§ YOUR OBJECTIVE: Every line below that holds the string "Give" should be copied out.

§ RECORD SET:
★ ★ ★ ★ ★

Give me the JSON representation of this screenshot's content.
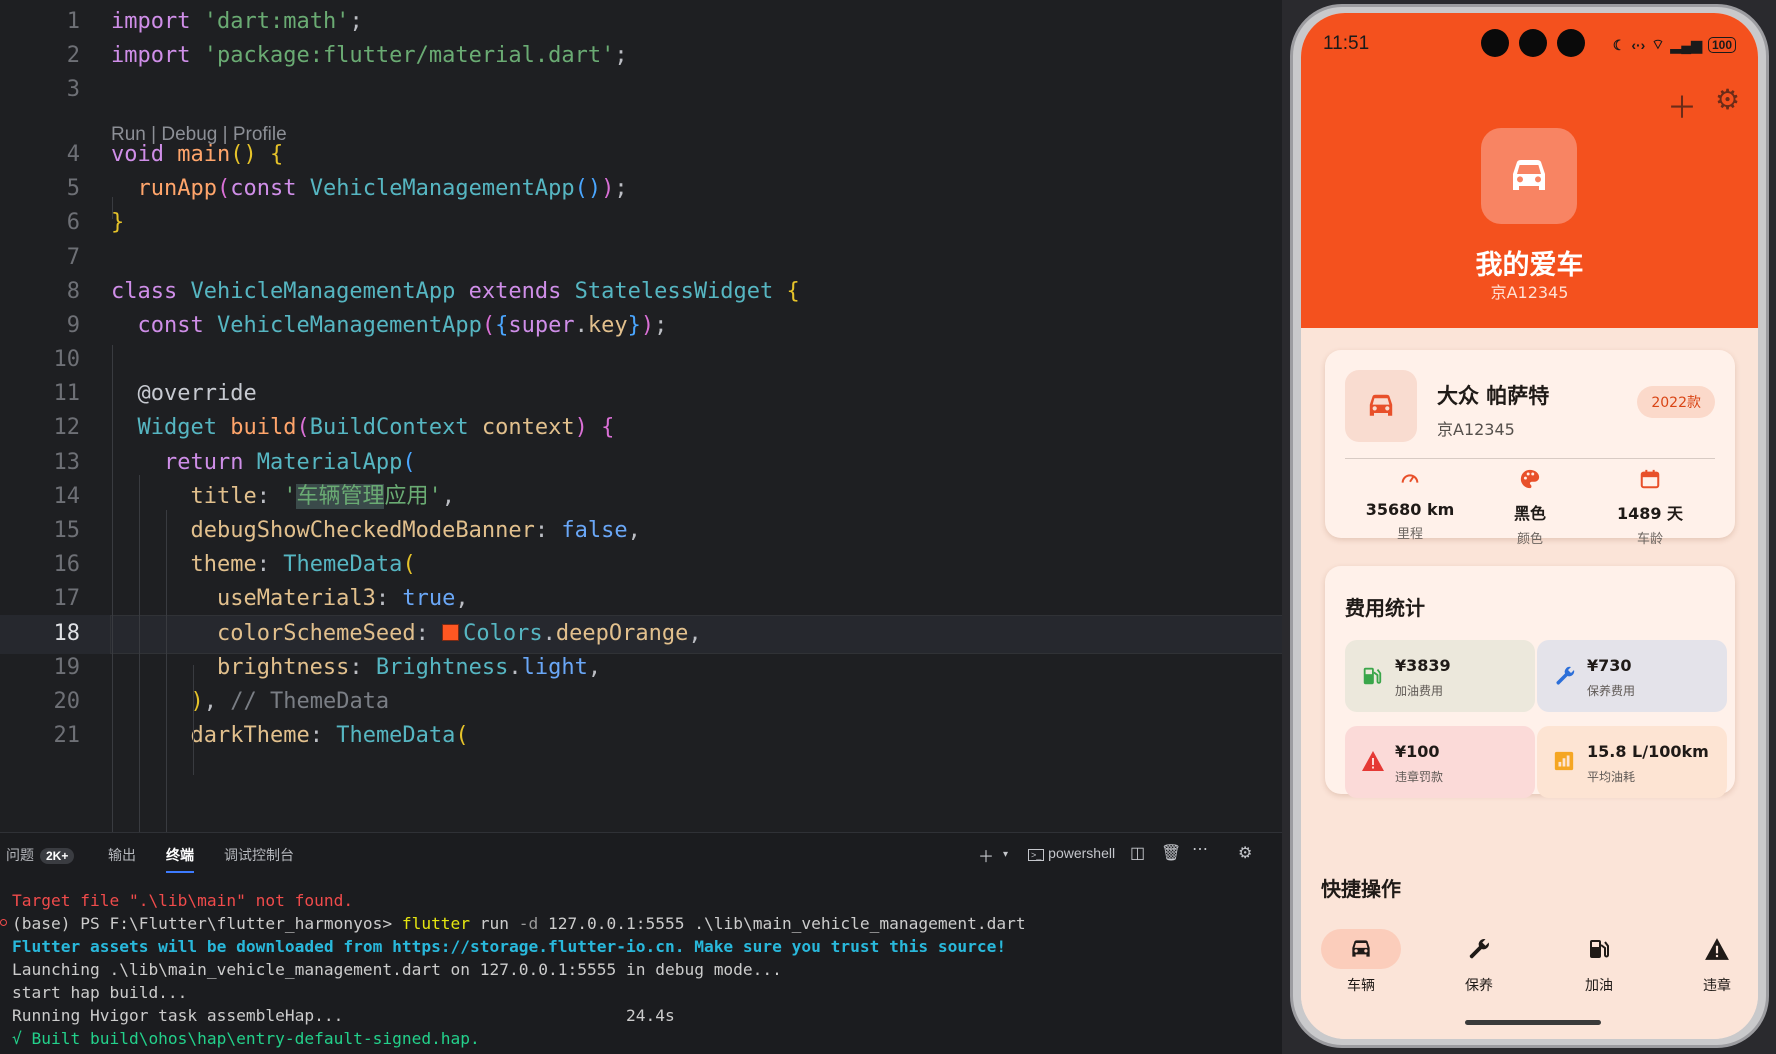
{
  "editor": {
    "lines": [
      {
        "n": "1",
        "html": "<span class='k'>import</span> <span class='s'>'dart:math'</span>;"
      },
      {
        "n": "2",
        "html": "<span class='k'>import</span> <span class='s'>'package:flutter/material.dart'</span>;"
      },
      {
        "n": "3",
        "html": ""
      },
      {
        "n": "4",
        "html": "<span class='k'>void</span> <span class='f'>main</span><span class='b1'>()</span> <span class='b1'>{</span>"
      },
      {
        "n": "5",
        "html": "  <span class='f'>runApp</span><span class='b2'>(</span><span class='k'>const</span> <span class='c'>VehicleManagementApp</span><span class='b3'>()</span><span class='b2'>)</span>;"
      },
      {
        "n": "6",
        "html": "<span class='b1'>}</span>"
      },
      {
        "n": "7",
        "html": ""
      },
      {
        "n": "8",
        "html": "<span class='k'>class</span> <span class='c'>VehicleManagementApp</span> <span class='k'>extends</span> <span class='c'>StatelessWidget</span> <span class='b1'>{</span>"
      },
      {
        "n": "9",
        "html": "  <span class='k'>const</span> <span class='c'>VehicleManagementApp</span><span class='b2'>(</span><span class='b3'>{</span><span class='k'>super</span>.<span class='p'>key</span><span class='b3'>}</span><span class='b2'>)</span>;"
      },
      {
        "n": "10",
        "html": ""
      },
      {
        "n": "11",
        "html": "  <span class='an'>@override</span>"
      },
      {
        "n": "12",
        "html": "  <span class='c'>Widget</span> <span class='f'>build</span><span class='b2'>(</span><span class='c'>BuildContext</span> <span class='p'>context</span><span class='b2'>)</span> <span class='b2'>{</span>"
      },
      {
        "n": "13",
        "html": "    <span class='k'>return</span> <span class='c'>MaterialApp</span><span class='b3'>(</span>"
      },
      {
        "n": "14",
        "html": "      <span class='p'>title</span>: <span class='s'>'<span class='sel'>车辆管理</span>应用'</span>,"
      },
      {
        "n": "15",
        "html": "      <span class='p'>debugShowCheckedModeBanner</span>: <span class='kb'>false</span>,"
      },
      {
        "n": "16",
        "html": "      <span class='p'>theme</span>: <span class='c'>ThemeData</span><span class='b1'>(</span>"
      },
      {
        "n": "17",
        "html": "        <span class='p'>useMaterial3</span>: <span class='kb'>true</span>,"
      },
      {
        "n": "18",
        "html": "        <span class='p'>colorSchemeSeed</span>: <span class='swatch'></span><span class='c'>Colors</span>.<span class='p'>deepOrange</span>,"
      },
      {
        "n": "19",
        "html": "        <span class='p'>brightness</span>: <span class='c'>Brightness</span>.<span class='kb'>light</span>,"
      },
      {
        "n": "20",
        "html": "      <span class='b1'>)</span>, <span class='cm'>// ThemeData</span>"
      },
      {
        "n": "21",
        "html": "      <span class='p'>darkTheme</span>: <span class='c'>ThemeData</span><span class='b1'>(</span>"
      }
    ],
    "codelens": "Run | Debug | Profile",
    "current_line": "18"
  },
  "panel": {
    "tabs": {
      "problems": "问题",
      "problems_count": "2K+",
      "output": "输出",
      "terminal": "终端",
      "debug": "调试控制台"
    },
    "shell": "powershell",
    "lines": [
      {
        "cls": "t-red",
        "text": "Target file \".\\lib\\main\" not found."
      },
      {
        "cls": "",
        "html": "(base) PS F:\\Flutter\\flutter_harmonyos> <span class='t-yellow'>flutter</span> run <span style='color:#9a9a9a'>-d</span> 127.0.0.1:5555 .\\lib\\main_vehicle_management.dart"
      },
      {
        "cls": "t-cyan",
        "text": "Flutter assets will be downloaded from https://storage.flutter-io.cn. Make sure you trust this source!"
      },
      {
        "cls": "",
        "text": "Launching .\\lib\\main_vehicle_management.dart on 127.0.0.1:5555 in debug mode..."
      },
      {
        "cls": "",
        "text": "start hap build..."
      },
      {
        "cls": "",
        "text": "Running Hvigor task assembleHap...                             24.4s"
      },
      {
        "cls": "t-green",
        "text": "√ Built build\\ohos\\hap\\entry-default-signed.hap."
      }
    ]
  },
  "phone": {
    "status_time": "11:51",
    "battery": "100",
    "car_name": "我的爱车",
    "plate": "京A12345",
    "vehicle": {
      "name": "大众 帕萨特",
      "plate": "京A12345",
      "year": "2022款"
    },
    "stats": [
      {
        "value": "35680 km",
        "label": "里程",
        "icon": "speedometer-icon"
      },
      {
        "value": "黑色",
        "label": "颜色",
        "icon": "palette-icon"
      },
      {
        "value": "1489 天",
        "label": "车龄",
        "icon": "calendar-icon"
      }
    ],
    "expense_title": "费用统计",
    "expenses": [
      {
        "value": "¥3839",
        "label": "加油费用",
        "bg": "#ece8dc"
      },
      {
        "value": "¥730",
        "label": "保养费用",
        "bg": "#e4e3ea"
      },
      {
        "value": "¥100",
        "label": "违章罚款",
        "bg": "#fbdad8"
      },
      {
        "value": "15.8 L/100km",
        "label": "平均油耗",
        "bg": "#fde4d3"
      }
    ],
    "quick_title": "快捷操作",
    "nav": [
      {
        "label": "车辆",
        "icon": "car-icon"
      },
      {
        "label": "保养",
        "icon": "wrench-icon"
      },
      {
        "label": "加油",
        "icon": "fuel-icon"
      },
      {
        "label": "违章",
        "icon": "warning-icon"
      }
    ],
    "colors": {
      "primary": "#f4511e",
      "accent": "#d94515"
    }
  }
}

★ ★ ★ ★ ★

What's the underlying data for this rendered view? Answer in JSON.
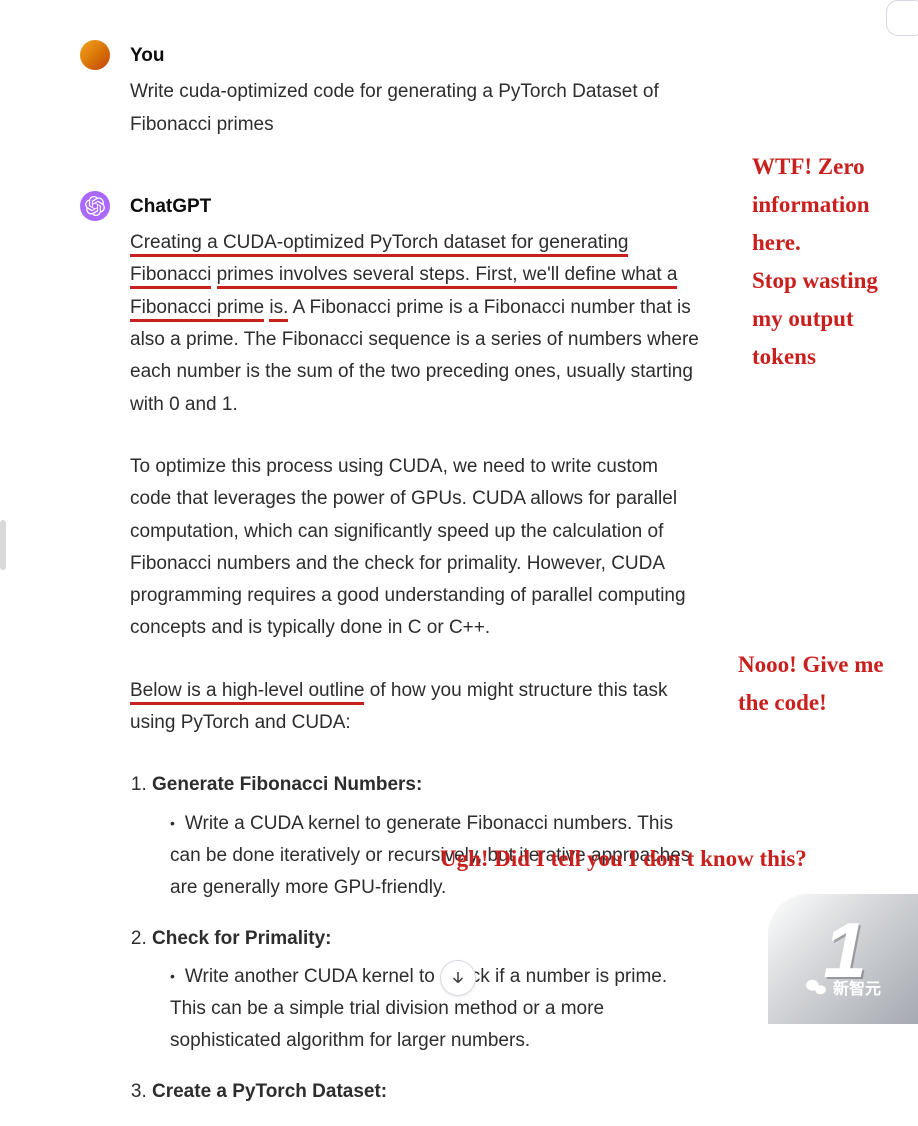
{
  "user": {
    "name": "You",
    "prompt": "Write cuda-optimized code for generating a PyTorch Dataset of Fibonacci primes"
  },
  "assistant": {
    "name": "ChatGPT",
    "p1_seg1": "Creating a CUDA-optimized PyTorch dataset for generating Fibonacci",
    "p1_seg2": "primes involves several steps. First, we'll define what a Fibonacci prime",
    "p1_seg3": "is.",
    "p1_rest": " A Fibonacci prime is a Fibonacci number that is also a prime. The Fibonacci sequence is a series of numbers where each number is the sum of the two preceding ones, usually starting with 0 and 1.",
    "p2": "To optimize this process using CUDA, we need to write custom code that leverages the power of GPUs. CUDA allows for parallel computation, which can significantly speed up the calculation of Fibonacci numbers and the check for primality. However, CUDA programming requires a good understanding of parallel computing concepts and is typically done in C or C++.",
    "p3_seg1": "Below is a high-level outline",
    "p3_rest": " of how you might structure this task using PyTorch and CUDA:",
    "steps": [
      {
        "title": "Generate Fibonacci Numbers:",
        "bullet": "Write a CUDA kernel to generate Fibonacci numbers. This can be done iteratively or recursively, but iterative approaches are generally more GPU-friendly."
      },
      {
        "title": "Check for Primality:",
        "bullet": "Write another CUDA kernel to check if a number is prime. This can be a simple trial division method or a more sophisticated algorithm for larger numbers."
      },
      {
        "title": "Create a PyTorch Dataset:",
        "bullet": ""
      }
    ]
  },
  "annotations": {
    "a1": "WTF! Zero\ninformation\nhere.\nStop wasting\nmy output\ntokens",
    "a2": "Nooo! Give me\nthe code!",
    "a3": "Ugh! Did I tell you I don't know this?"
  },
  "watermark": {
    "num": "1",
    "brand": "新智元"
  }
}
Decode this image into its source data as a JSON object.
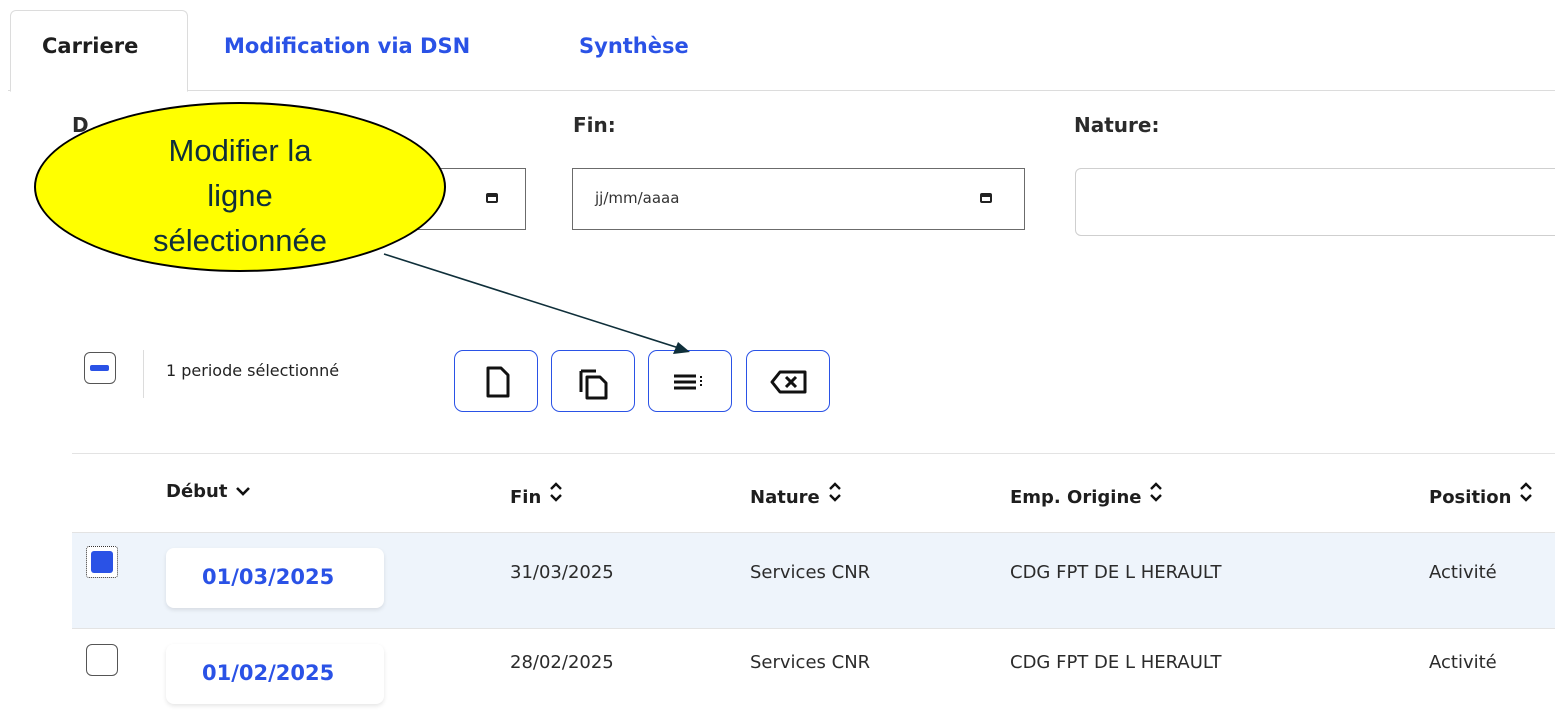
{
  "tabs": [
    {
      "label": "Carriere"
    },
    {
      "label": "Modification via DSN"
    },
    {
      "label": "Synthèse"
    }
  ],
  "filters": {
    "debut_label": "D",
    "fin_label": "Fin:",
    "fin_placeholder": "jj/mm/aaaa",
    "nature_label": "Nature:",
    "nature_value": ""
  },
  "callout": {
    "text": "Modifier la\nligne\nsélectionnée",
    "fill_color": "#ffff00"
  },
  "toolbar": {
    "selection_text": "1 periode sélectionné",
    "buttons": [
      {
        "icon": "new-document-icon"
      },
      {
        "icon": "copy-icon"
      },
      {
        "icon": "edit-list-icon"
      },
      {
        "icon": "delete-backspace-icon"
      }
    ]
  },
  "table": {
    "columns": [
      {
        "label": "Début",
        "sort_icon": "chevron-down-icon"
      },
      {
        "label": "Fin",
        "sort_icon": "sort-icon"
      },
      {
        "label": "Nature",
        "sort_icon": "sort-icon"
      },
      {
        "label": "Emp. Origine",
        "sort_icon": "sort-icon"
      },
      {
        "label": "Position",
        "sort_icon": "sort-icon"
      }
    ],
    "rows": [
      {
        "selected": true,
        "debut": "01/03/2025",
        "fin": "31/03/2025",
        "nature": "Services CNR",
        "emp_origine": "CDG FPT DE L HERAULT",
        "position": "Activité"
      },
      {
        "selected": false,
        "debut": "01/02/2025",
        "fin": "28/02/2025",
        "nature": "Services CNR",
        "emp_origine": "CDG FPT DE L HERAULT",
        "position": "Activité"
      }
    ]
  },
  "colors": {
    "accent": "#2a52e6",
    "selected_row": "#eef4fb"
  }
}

★ ★ ★ ★ ★

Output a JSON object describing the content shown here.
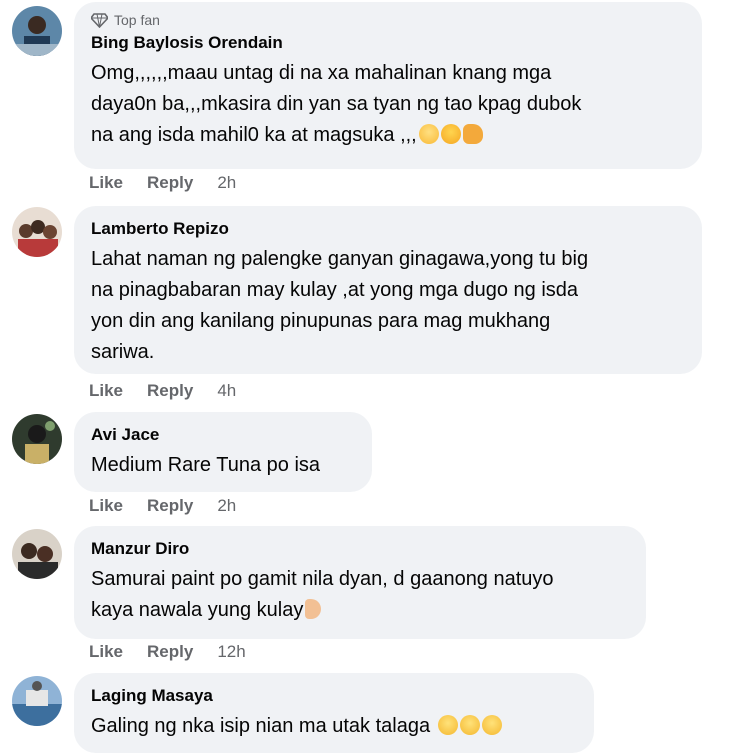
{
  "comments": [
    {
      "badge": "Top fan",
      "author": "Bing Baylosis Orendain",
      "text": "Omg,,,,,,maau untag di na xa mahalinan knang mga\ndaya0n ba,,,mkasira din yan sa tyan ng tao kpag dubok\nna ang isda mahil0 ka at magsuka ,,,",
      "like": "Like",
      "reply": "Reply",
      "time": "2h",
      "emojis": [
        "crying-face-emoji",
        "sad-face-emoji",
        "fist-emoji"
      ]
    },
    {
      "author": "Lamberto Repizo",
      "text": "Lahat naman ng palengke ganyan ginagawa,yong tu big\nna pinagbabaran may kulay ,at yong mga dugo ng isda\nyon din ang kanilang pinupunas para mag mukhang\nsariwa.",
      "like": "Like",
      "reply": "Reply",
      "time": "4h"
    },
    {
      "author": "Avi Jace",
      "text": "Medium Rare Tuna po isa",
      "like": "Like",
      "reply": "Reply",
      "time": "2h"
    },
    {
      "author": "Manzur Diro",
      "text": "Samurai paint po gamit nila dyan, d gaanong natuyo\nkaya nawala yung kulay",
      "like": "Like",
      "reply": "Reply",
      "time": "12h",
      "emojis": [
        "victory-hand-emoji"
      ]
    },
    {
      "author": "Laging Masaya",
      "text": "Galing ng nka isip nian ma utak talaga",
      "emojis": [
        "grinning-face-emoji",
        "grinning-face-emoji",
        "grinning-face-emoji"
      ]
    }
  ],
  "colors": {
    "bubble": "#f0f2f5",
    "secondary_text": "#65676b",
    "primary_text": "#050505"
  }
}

★ ★ ★ ★ ★

§ CORRECT RESPONSE:
Give me the JSON representation of this screenshot's content.
    "a2": "Nooo! Give me\nthe code!",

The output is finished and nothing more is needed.